* _WHAT YOU ARE ASKED TO DO_
Write every record out again exactly as given.

Items from a data source

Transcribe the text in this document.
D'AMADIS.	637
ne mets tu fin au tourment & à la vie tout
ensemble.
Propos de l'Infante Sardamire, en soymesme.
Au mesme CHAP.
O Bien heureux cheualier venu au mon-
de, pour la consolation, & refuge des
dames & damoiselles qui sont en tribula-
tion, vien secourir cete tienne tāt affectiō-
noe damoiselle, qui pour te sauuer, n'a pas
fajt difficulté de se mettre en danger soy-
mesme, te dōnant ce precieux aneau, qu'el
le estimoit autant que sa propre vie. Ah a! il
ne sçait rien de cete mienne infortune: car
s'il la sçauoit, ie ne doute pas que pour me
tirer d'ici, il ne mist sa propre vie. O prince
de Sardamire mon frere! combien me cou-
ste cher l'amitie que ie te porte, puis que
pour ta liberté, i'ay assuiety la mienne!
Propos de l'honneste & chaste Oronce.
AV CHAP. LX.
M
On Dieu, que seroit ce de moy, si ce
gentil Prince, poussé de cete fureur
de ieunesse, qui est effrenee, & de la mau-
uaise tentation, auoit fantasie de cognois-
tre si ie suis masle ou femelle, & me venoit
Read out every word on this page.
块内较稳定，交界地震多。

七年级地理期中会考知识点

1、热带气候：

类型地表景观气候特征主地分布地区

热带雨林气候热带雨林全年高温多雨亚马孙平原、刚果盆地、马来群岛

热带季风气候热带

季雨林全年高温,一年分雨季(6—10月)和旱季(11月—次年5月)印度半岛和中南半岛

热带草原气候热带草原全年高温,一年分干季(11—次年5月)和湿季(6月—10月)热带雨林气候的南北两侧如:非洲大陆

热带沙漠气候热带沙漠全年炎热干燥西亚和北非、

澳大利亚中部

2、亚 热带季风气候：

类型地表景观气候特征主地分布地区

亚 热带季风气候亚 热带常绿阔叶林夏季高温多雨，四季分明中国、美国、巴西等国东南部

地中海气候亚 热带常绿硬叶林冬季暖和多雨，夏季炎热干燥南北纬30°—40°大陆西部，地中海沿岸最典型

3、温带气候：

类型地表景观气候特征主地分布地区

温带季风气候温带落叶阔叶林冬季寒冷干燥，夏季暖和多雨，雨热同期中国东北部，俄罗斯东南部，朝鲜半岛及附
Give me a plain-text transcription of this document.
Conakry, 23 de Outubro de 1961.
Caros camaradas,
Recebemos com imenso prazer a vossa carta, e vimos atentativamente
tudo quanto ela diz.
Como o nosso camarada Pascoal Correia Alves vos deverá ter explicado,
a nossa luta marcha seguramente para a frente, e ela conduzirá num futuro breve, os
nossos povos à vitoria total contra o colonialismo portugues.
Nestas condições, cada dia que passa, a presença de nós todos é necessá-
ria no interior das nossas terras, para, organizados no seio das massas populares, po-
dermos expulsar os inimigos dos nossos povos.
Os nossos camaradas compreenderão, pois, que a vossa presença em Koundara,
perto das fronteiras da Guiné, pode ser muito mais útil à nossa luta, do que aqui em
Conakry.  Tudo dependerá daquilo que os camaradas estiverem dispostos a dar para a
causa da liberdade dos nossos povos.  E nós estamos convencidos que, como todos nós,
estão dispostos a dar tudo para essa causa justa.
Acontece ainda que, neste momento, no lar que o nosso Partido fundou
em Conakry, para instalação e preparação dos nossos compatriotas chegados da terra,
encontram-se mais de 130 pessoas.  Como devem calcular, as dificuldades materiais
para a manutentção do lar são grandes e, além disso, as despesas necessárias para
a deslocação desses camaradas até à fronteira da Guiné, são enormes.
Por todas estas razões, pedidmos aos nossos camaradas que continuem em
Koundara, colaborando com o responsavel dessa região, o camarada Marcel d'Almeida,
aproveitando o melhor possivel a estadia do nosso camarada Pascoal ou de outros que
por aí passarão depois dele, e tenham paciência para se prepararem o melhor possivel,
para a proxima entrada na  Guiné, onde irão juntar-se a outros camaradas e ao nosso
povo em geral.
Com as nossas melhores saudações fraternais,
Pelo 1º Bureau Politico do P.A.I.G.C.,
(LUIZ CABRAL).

* _RESPONSE_
Transcribe the text in this document.
D'AMADIS.	637
ne mets tu fin au tourment & à la vie tout
ensemble.
Propos de l'Infante Sardamire, en soymesme.
Au mesme CHAP.
O Bien heureux cheualier venu au mon-
de, pour la consolation, & refuge des
dames & damoiselles qui sont en tribula-
tion, vien secourir cete tienne tāt affectiō-
noe damoiselle, qui pour te sauuer, n'a pas
fajt difficulté de se mettre en danger soy-
mesme, te dōnant ce precieux aneau, qu'el
le estimoit autant que sa propre vie. Ah a! il
ne sçait rien de cete mienne infortune: car
s'il la sçauoit, ie ne doute pas que pour me
tirer d'ici, il ne mist sa propre vie. O prince
de Sardamire mon frere! combien me cou-
ste cher l'amitie que ie te porte, puis que
pour ta liberté, i'ay assuiety la mienne!
Propos de l'honneste & chaste Oronce.
AV CHAP. LX.
M
On Dieu, que seroit ce de moy, si ce
gentil Prince, poussé de cete fureur
de ieunesse, qui est effrenee, & de la mau-
uaise tentation, auoit fantasie de cognois-
tre si ie suis masle ou femelle, & me venoit
Read out every word on this page.
块内较稳定，交界地震多。

七年级地理期中会考知识点

1、热带气候：

类型地表景观气候特征主地分布地区

热带雨林气候热带雨林全年高温多雨亚马孙平原、刚果盆地、马来群岛

热带季风气候热带

季雨林全年高温,一年分雨季(6—10月)和旱季(11月—次年5月)印度半岛和中南半岛

热带草原气候热带草原全年高温,一年分干季(11—次年5月)和湿季(6月—10月)热带雨林气候的南北两侧如:非洲大陆

热带沙漠气候热带沙漠全年炎热干燥西亚和北非、

澳大利亚中部

2、亚 热带季风气候：

类型地表景观气候特征主地分布地区

亚 热带季风气候亚 热带常绿阔叶林夏季高温多雨，四季分明中国、美国、巴西等国东南部

地中海气候亚 热带常绿硬叶林冬季暖和多雨，夏季炎热干燥南北纬30°—40°大陆西部，地中海沿岸最典型

3、温带气候：

类型地表景观气候特征主地分布地区

温带季风气候温带落叶阔叶林冬季寒冷干燥，夏季暖和多雨，雨热同期中国东北部，俄罗斯东南部，朝鲜半岛及附
Give me a plain-text transcription of this document.
Conakry, 23 de Outubro de 1961.
Caros camaradas,
Recebemos com imenso prazer a vossa carta, e vimos atentativamente
tudo quanto ela diz.
Como o nosso camarada Pascoal Correia Alves vos deverá ter explicado,
a nossa luta marcha seguramente para a frente, e ela conduzirá num futuro breve, os
nossos povos à vitoria total contra o colonialismo portugues.
Nestas condições, cada dia que passa, a presença de nós todos é necessá-
ria no interior das nossas terras, para, organizados no seio das massas populares, po-
dermos expulsar os inimigos dos nossos povos.
Os nossos camaradas compreenderão, pois, que a vossa presença em Koundara,
perto das fronteiras da Guiné, pode ser muito mais útil à nossa luta, do que aqui em
Conakry.  Tudo dependerá daquilo que os camaradas estiverem dispostos a dar para a
causa da liberdade dos nossos povos.  E nós estamos convencidos que, como todos nós,
estão dispostos a dar tudo para essa causa justa.
Acontece ainda que, neste momento, no lar que o nosso Partido fundou
em Conakry, para instalação e preparação dos nossos compatriotas chegados da terra,
encontram-se mais de 130 pessoas.  Como devem calcular, as dificuldades materiais
para a manutentção do lar são grandes e, além disso, as despesas necessárias para
a deslocação desses camaradas até à fronteira da Guiné, são enormes.
Por todas estas razões, pedidmos aos nossos camaradas que continuem em
Koundara, colaborando com o responsavel dessa região, o camarada Marcel d'Almeida,
aproveitando o melhor possivel a estadia do nosso camarada Pascoal ou de outros que
por aí passarão depois dele, e tenham paciência para se prepararem o melhor possivel,
para a proxima entrada na  Guiné, onde irão juntar-se a outros camaradas e ao nosso
povo em geral.
Com as nossas melhores saudações fraternais,
Pelo 1º Bureau Politico do P.A.I.G.C.,
(LUIZ CABRAL).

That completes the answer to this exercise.